Reproduce each record exactly.

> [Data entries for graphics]
----------------------------------------

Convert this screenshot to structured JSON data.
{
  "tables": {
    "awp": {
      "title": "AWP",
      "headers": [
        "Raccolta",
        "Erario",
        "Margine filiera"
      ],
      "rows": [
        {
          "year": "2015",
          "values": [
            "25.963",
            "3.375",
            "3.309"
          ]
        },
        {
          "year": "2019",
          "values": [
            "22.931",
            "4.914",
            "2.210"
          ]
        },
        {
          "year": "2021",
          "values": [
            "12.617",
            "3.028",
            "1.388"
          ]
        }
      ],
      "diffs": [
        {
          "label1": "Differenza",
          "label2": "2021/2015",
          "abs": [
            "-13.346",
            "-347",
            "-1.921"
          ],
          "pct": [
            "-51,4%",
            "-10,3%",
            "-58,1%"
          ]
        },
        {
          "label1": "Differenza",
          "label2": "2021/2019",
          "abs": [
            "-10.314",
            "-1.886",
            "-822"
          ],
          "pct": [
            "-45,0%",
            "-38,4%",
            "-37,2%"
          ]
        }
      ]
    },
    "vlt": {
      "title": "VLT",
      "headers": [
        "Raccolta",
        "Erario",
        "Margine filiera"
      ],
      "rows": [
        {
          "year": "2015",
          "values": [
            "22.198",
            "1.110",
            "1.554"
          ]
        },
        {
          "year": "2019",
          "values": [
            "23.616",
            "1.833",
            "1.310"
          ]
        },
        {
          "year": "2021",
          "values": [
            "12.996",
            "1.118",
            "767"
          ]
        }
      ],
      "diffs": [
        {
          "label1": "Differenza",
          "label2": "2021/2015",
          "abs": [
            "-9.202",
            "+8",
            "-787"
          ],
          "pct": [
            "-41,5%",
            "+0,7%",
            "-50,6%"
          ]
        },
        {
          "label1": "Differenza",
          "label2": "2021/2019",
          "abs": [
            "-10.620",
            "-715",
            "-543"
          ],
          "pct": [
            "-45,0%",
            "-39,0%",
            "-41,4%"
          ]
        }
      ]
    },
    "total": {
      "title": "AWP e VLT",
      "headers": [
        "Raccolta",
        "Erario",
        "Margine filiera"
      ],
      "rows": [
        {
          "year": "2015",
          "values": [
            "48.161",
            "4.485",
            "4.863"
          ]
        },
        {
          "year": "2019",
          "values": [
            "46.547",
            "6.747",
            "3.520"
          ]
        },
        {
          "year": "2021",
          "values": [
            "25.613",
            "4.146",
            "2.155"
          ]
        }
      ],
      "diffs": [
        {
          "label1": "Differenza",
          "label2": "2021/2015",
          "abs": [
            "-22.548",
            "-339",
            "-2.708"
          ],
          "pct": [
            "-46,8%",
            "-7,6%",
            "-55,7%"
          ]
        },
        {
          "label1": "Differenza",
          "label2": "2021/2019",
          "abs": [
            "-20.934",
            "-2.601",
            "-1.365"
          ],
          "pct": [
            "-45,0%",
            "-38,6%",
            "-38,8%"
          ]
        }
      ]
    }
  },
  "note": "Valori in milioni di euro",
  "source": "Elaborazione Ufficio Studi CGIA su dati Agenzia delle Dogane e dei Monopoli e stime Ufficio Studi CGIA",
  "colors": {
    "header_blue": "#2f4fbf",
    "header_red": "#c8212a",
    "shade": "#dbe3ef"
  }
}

----------------------------------------

> [Solution to this problem]
Convert this screenshot to structured JSON data.
{
  "tables": {
    "awp": {
      "title": "AWP",
      "headers": [
        "Raccolta",
        "Erario",
        "Margine filiera"
      ],
      "rows": [
        {
          "year": "2015",
          "values": [
            "25.963",
            "3.375",
            "3.309"
          ]
        },
        {
          "year": "2019",
          "values": [
            "22.931",
            "4.914",
            "2.210"
          ]
        },
        {
          "year": "2021",
          "values": [
            "12.617",
            "3.028",
            "1.388"
          ]
        }
      ],
      "diffs": [
        {
          "label1": "Differenza",
          "label2": "2021/2015",
          "abs": [
            "-13.346",
            "-347",
            "-1.921"
          ],
          "pct": [
            "-51,4%",
            "-10,3%",
            "-58,1%"
          ]
        },
        {
          "label1": "Differenza",
          "label2": "2021/2019",
          "abs": [
            "-10.314",
            "-1.886",
            "-822"
          ],
          "pct": [
            "-45,0%",
            "-38,4%",
            "-37,2%"
          ]
        }
      ]
    },
    "vlt": {
      "title": "VLT",
      "headers": [
        "Raccolta",
        "Erario",
        "Margine filiera"
      ],
      "rows": [
        {
          "year": "2015",
          "values": [
            "22.198",
            "1.110",
            "1.554"
          ]
        },
        {
          "year": "2019",
          "values": [
            "23.616",
            "1.833",
            "1.310"
          ]
        },
        {
          "year": "2021",
          "values": [
            "12.996",
            "1.118",
            "767"
          ]
        }
      ],
      "diffs": [
        {
          "label1": "Differenza",
          "label2": "2021/2015",
          "abs": [
            "-9.202",
            "+8",
            "-787"
          ],
          "pct": [
            "-41,5%",
            "+0,7%",
            "-50,6%"
          ]
        },
        {
          "label1": "Differenza",
          "label2": "2021/2019",
          "abs": [
            "-10.620",
            "-715",
            "-543"
          ],
          "pct": [
            "-45,0%",
            "-39,0%",
            "-41,4%"
          ]
        }
      ]
    },
    "total": {
      "title": "AWP e VLT",
      "headers": [
        "Raccolta",
        "Erario",
        "Margine filiera"
      ],
      "rows": [
        {
          "year": "2015",
          "values": [
            "48.161",
            "4.485",
            "4.863"
          ]
        },
        {
          "year": "2019",
          "values": [
            "46.547",
            "6.747",
            "3.520"
          ]
        },
        {
          "year": "2021",
          "values": [
            "25.613",
            "4.146",
            "2.155"
          ]
        }
      ],
      "diffs": [
        {
          "label1": "Differenza",
          "label2": "2021/2015",
          "abs": [
            "-22.548",
            "-339",
            "-2.708"
          ],
          "pct": [
            "-46,8%",
            "-7,6%",
            "-55,7%"
          ]
        },
        {
          "label1": "Differenza",
          "label2": "2021/2019",
          "abs": [
            "-20.934",
            "-2.601",
            "-1.365"
          ],
          "pct": [
            "-45,0%",
            "-38,6%",
            "-38,8%"
          ]
        }
      ]
    }
  },
  "note": "Valori in milioni di euro",
  "source": "Elaborazione Ufficio Studi CGIA su dati Agenzia delle Dogane e dei Monopoli e stime Ufficio Studi CGIA",
  "colors": {
    "header_blue": "#2f4fbf",
    "header_red": "#c8212a",
    "shade": "#dbe3ef"
  }
}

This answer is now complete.